Please copy all the lines that follow, word for word.
══════
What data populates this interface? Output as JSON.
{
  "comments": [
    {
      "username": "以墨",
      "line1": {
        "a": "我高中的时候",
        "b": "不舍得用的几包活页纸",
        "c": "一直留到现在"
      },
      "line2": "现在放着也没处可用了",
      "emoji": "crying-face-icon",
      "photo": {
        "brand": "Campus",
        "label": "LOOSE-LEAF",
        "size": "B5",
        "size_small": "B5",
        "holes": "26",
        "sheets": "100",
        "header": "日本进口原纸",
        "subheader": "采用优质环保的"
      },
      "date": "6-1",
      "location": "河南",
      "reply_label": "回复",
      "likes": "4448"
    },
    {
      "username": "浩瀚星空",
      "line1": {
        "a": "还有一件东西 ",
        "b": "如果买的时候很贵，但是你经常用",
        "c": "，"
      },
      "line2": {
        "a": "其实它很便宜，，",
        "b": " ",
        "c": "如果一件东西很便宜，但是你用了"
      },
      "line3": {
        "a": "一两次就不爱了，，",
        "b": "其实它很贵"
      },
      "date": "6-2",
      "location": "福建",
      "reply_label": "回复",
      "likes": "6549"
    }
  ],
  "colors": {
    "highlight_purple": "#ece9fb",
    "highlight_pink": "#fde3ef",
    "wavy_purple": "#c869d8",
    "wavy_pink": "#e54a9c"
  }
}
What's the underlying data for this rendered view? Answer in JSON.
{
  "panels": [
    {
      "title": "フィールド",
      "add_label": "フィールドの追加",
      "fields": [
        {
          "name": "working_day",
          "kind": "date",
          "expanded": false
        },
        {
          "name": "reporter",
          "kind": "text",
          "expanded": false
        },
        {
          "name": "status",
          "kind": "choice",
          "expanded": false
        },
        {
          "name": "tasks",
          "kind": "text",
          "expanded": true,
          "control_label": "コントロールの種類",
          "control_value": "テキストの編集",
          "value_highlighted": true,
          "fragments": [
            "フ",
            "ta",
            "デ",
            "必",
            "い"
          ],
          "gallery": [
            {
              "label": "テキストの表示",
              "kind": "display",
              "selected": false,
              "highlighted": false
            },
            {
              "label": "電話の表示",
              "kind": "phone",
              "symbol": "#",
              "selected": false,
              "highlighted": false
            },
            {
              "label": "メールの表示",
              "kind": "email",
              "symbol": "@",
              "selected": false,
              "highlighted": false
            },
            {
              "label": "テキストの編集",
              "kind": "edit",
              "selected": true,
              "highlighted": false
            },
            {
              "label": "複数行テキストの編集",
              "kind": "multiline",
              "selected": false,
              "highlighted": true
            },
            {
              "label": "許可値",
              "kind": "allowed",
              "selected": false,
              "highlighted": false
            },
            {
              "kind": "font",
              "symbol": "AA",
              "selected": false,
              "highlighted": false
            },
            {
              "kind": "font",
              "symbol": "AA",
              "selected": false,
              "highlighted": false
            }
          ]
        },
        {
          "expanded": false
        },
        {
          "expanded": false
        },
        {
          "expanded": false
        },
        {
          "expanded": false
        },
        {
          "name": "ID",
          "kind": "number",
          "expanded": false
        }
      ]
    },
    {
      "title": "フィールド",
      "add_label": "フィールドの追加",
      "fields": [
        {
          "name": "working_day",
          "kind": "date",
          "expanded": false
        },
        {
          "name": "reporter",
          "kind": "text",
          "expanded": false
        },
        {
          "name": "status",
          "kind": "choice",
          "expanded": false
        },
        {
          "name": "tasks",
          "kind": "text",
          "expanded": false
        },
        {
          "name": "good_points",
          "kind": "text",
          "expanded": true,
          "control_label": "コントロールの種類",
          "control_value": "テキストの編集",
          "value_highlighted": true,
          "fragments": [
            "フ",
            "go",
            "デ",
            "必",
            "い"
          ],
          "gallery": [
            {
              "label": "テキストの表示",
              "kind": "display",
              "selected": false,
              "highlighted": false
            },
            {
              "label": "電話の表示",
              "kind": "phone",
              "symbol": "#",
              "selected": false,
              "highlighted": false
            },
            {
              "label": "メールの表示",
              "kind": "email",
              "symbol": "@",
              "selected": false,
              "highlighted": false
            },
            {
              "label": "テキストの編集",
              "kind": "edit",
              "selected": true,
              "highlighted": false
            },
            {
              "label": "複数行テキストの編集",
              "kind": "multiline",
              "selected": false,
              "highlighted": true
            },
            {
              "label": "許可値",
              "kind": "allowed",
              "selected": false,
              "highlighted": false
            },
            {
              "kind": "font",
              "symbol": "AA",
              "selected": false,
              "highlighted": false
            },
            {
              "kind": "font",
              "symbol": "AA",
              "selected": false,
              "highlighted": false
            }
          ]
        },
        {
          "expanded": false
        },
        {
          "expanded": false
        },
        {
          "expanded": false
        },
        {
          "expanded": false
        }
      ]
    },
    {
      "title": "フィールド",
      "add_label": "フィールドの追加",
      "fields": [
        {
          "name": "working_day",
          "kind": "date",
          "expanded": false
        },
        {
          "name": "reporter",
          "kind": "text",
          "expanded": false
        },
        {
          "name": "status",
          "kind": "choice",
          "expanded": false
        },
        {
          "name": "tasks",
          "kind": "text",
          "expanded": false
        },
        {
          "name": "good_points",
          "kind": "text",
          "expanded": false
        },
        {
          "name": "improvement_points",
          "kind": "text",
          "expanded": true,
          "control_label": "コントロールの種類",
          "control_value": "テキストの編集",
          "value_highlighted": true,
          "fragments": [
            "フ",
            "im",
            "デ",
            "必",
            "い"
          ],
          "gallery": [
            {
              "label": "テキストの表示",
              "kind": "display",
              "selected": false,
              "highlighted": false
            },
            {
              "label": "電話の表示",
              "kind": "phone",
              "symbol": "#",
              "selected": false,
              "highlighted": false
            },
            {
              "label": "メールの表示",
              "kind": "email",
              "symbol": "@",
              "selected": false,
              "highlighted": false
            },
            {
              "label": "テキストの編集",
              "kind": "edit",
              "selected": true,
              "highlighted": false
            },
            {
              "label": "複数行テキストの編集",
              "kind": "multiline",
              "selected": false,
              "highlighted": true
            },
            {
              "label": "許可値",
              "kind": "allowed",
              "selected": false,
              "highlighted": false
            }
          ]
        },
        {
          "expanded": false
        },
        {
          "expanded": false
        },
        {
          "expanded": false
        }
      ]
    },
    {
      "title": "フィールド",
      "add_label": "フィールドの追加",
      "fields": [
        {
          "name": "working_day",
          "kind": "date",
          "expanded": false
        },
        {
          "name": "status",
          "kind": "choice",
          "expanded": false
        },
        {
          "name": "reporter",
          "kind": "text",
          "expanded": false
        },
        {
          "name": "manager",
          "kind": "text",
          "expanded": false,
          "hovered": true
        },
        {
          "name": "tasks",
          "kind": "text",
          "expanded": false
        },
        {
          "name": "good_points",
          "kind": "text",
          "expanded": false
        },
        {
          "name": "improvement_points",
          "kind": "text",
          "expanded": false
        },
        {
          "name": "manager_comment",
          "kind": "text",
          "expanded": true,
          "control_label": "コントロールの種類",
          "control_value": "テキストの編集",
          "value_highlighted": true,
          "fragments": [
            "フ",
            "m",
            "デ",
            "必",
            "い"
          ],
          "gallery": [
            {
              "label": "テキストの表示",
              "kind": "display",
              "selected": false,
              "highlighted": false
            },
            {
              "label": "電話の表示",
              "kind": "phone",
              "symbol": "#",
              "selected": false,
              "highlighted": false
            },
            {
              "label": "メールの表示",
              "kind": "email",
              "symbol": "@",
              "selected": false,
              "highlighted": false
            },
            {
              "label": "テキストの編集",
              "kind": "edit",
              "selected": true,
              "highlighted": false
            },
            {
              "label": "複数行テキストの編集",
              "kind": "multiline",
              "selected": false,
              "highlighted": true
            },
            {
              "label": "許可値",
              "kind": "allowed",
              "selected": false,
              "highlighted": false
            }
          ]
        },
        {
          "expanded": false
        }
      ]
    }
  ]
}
══════
FINAL RESULT>
What data populates this interface? Output as JSON.
{
  "comments": [
    {
      "username": "以墨",
      "line1": {
        "a": "我高中的时候",
        "b": "不舍得用的几包活页纸",
        "c": "一直留到现在"
      },
      "line2": "现在放着也没处可用了",
      "emoji": "crying-face-icon",
      "photo": {
        "brand": "Campus",
        "label": "LOOSE-LEAF",
        "size": "B5",
        "size_small": "B5",
        "holes": "26",
        "sheets": "100",
        "header": "日本进口原纸",
        "subheader": "采用优质环保的"
      },
      "date": "6-1",
      "location": "河南",
      "reply_label": "回复",
      "likes": "4448"
    },
    {
      "username": "浩瀚星空",
      "line1": {
        "a": "还有一件东西 ",
        "b": "如果买的时候很贵，但是你经常用",
        "c": "，"
      },
      "line2": {
        "a": "其实它很便宜，，",
        "b": " ",
        "c": "如果一件东西很便宜，但是你用了"
      },
      "line3": {
        "a": "一两次就不爱了，，",
        "b": "其实它很贵"
      },
      "date": "6-2",
      "location": "福建",
      "reply_label": "回复",
      "likes": "6549"
    }
  ],
  "colors": {
    "highlight_purple": "#ece9fb",
    "highlight_pink": "#fde3ef",
    "wavy_purple": "#c869d8",
    "wavy_pink": "#e54a9c"
  }
}
What's the underlying data for this rendered view? Answer in JSON.
{
  "panels": [
    {
      "title": "フィールド",
      "add_label": "フィールドの追加",
      "fields": [
        {
          "name": "working_day",
          "kind": "date",
          "expanded": false
        },
        {
          "name": "reporter",
          "kind": "text",
          "expanded": false
        },
        {
          "name": "status",
          "kind": "choice",
          "expanded": false
        },
        {
          "name": "tasks",
          "kind": "text",
          "expanded": true,
          "control_label": "コントロールの種類",
          "control_value": "テキストの編集",
          "value_highlighted": true,
          "fragments": [
            "フ",
            "ta",
            "デ",
            "必",
            "い"
          ],
          "gallery": [
            {
              "label": "テキストの表示",
              "kind": "display",
              "selected": false,
              "highlighted": false
            },
            {
              "label": "電話の表示",
              "kind": "phone",
              "symbol": "#",
              "selected": false,
              "highlighted": false
            },
            {
              "label": "メールの表示",
              "kind": "email",
              "symbol": "@",
              "selected": false,
              "highlighted": false
            },
            {
              "label": "テキストの編集",
              "kind": "edit",
              "selected": true,
              "highlighted": false
            },
            {
              "label": "複数行テキストの編集",
              "kind": "multiline",
              "selected": false,
              "highlighted": true
            },
            {
              "label": "許可値",
              "kind": "allowed",
              "selected": false,
              "highlighted": false
            },
            {
              "kind": "font",
              "symbol": "AA",
              "selected": false,
              "highlighted": false
            },
            {
              "kind": "font",
              "symbol": "AA",
              "selected": false,
              "highlighted": false
            }
          ]
        },
        {
          "expanded": false
        },
        {
          "expanded": false
        },
        {
          "expanded": false
        },
        {
          "expanded": false
        },
        {
          "name": "ID",
          "kind": "number",
          "expanded": false
        }
      ]
    },
    {
      "title": "フィールド",
      "add_label": "フィールドの追加",
      "fields": [
        {
          "name": "working_day",
          "kind": "date",
          "expanded": false
        },
        {
          "name": "reporter",
          "kind": "text",
          "expanded": false
        },
        {
          "name": "status",
          "kind": "choice",
          "expanded": false
        },
        {
          "name": "tasks",
          "kind": "text",
          "expanded": false
        },
        {
          "name": "good_points",
          "kind": "text",
          "expanded": true,
          "control_label": "コントロールの種類",
          "control_value": "テキストの編集",
          "value_highlighted": true,
          "fragments": [
            "フ",
            "go",
            "デ",
            "必",
            "い"
          ],
          "gallery": [
            {
              "label": "テキストの表示",
              "kind": "display",
              "selected": false,
              "highlighted": false
            },
            {
              "label": "電話の表示",
              "kind": "phone",
              "symbol": "#",
              "selected": false,
              "highlighted": false
            },
            {
              "label": "メールの表示",
              "kind": "email",
              "symbol": "@",
              "selected": false,
              "highlighted": false
            },
            {
              "label": "テキストの編集",
              "kind": "edit",
              "selected": true,
              "highlighted": false
            },
            {
              "label": "複数行テキストの編集",
              "kind": "multiline",
              "selected": false,
              "highlighted": true
            },
            {
              "label": "許可値",
              "kind": "allowed",
              "selected": false,
              "highlighted": false
            },
            {
              "kind": "font",
              "symbol": "AA",
              "selected": false,
              "highlighted": false
            },
            {
              "kind": "font",
              "symbol": "AA",
              "selected": false,
              "highlighted": false
            }
          ]
        },
        {
          "expanded": false
        },
        {
          "expanded": false
        },
        {
          "expanded": false
        },
        {
          "expanded": false
        }
      ]
    },
    {
      "title": "フィールド",
      "add_label": "フィールドの追加",
      "fields": [
        {
          "name": "working_day",
          "kind": "date",
          "expanded": false
        },
        {
          "name": "reporter",
          "kind": "text",
          "expanded": false
        },
        {
          "name": "status",
          "kind": "choice",
          "expanded": false
        },
        {
          "name": "tasks",
          "kind": "text",
          "expanded": false
        },
        {
          "name": "good_points",
          "kind": "text",
          "expanded": false
        },
        {
          "name": "improvement_points",
          "kind": "text",
          "expanded": true,
          "control_label": "コントロールの種類",
          "control_value": "テキストの編集",
          "value_highlighted": true,
          "fragments": [
            "フ",
            "im",
            "デ",
            "必",
            "い"
          ],
          "gallery": [
            {
              "label": "テキストの表示",
              "kind": "display",
              "selected": false,
              "highlighted": false
            },
            {
              "label": "電話の表示",
              "kind": "phone",
              "symbol": "#",
              "selected": false,
              "highlighted": false
            },
            {
              "label": "メールの表示",
              "kind": "email",
              "symbol": "@",
              "selected": false,
              "highlighted": false
            },
            {
              "label": "テキストの編集",
              "kind": "edit",
              "selected": true,
              "highlighted": false
            },
            {
              "label": "複数行テキストの編集",
              "kind": "multiline",
              "selected": false,
              "highlighted": true
            },
            {
              "label": "許可値",
              "kind": "allowed",
              "selected": false,
              "highlighted": false
            }
          ]
        },
        {
          "expanded": false
        },
        {
          "expanded": false
        },
        {
          "expanded": false
        }
      ]
    },
    {
      "title": "フィールド",
      "add_label": "フィールドの追加",
      "fields": [
        {
          "name": "working_day",
          "kind": "date",
          "expanded": false
        },
        {
          "name": "status",
          "kind": "choice",
          "expanded": false
        },
        {
          "name": "reporter",
          "kind": "text",
          "expanded": false
        },
        {
          "name": "manager",
          "kind": "text",
          "expanded": false,
          "hovered": true
        },
        {
          "name": "tasks",
          "kind": "text",
          "expanded": false
        },
        {
          "name": "good_points",
          "kind": "text",
          "expanded": false
        },
        {
          "name": "improvement_points",
          "kind": "text",
          "expanded": false
        },
        {
          "name": "manager_comment",
          "kind": "text",
          "expanded": true,
          "control_label": "コントロールの種類",
          "control_value": "テキストの編集",
          "value_highlighted": true,
          "fragments": [
            "フ",
            "m",
            "デ",
            "必",
            "い"
          ],
          "gallery": [
            {
              "label": "テキストの表示",
              "kind": "display",
              "selected": false,
              "highlighted": false
            },
            {
              "label": "電話の表示",
              "kind": "phone",
              "symbol": "#",
              "selected": false,
              "highlighted": false
            },
            {
              "label": "メールの表示",
              "kind": "email",
              "symbol": "@",
              "selected": false,
              "highlighted": false
            },
            {
              "label": "テキストの編集",
              "kind": "edit",
              "selected": true,
              "highlighted": false
            },
            {
              "label": "複数行テキストの編集",
              "kind": "multiline",
              "selected": false,
              "highlighted": true
            },
            {
              "label": "許可値",
              "kind": "allowed",
              "selected": false,
              "highlighted": false
            }
          ]
        },
        {
          "expanded": false
        }
      ]
    }
  ]
}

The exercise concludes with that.